What you are asked to do: Your task is to output the data exactly as it stands.

(Saved data entries)
Start

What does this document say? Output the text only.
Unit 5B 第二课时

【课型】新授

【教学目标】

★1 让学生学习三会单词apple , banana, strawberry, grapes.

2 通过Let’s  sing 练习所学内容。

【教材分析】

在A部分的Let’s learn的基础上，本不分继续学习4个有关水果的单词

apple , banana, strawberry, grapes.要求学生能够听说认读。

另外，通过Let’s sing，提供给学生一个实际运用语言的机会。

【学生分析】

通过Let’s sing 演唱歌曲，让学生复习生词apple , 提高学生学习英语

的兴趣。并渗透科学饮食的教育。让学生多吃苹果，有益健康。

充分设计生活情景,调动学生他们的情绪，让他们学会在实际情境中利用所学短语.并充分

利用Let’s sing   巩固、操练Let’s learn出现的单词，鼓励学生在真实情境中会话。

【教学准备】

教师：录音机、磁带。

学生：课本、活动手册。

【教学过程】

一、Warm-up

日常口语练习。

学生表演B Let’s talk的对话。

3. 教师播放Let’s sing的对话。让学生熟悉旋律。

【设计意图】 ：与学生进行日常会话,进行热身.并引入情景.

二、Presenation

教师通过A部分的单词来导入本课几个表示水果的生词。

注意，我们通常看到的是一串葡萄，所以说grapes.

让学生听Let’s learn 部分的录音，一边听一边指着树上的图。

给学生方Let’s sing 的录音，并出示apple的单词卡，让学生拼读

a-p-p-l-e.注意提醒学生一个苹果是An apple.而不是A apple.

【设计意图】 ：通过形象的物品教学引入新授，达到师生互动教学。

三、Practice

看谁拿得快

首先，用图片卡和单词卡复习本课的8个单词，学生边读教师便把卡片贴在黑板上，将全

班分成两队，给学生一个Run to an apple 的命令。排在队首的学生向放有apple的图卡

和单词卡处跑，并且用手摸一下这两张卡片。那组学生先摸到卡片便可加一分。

End

Result of the task:
What does this document say? Output the text only.
Unit 5B 第二课时

【课型】新授

【教学目标】

★1 让学生学习三会单词apple , banana, strawberry, grapes.

2 通过Let’s  sing 练习所学内容。

【教材分析】

在A部分的Let’s learn的基础上，本不分继续学习4个有关水果的单词

apple , banana, strawberry, grapes.要求学生能够听说认读。

另外，通过Let’s sing，提供给学生一个实际运用语言的机会。

【学生分析】

通过Let’s sing 演唱歌曲，让学生复习生词apple , 提高学生学习英语

的兴趣。并渗透科学饮食的教育。让学生多吃苹果，有益健康。

充分设计生活情景,调动学生他们的情绪，让他们学会在实际情境中利用所学短语.并充分

利用Let’s sing   巩固、操练Let’s learn出现的单词，鼓励学生在真实情境中会话。

【教学准备】

教师：录音机、磁带。

学生：课本、活动手册。

【教学过程】

一、Warm-up

日常口语练习。

学生表演B Let’s talk的对话。

3. 教师播放Let’s sing的对话。让学生熟悉旋律。

【设计意图】 ：与学生进行日常会话,进行热身.并引入情景.

二、Presenation

教师通过A部分的单词来导入本课几个表示水果的生词。

注意，我们通常看到的是一串葡萄，所以说grapes.

让学生听Let’s learn 部分的录音，一边听一边指着树上的图。

给学生方Let’s sing 的录音，并出示apple的单词卡，让学生拼读

a-p-p-l-e.注意提醒学生一个苹果是An apple.而不是A apple.

【设计意图】 ：通过形象的物品教学引入新授，达到师生互动教学。

三、Practice

看谁拿得快

首先，用图片卡和单词卡复习本课的8个单词，学生边读教师便把卡片贴在黑板上，将全

班分成两队，给学生一个Run to an apple 的命令。排在队首的学生向放有apple的图卡

和单词卡处跑，并且用手摸一下这两张卡片。那组学生先摸到卡片便可加一分。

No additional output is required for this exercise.